WHAT IS EXPECTED. Transcribe the records below exactly.
## begin EXERCISE MATERIAL
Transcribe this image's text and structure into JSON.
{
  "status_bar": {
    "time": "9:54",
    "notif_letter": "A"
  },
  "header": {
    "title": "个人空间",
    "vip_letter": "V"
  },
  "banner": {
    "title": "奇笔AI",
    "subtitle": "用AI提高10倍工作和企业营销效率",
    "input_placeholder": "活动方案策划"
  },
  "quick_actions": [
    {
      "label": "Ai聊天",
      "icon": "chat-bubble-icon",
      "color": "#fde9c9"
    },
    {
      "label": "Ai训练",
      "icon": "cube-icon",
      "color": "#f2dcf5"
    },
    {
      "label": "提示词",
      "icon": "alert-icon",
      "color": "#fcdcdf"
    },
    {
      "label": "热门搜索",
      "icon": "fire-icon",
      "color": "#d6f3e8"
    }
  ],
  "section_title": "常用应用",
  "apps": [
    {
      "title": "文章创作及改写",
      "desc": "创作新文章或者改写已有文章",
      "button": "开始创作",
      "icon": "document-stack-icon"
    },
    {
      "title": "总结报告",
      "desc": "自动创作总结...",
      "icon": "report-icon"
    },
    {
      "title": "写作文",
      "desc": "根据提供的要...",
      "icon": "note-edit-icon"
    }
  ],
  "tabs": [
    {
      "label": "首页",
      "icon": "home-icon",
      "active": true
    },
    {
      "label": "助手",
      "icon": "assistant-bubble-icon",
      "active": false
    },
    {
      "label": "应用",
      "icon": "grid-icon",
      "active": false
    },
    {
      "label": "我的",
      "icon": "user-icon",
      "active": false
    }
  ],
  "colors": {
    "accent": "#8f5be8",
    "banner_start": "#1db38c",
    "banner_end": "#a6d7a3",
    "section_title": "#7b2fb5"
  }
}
## end EXERCISE MATERIAL
SOLUTION TO THE PROBLEM.
Transcribe this image's text and structure into JSON.
{
  "status_bar": {
    "time": "9:54",
    "notif_letter": "A"
  },
  "header": {
    "title": "个人空间",
    "vip_letter": "V"
  },
  "banner": {
    "title": "奇笔AI",
    "subtitle": "用AI提高10倍工作和企业营销效率",
    "input_placeholder": "活动方案策划"
  },
  "quick_actions": [
    {
      "label": "Ai聊天",
      "icon": "chat-bubble-icon",
      "color": "#fde9c9"
    },
    {
      "label": "Ai训练",
      "icon": "cube-icon",
      "color": "#f2dcf5"
    },
    {
      "label": "提示词",
      "icon": "alert-icon",
      "color": "#fcdcdf"
    },
    {
      "label": "热门搜索",
      "icon": "fire-icon",
      "color": "#d6f3e8"
    }
  ],
  "section_title": "常用应用",
  "apps": [
    {
      "title": "文章创作及改写",
      "desc": "创作新文章或者改写已有文章",
      "button": "开始创作",
      "icon": "document-stack-icon"
    },
    {
      "title": "总结报告",
      "desc": "自动创作总结...",
      "icon": "report-icon"
    },
    {
      "title": "写作文",
      "desc": "根据提供的要...",
      "icon": "note-edit-icon"
    }
  ],
  "tabs": [
    {
      "label": "首页",
      "icon": "home-icon",
      "active": true
    },
    {
      "label": "助手",
      "icon": "assistant-bubble-icon",
      "active": false
    },
    {
      "label": "应用",
      "icon": "grid-icon",
      "active": false
    },
    {
      "label": "我的",
      "icon": "user-icon",
      "active": false
    }
  ],
  "colors": {
    "accent": "#8f5be8",
    "banner_start": "#1db38c",
    "banner_end": "#a6d7a3",
    "section_title": "#7b2fb5"
  }
}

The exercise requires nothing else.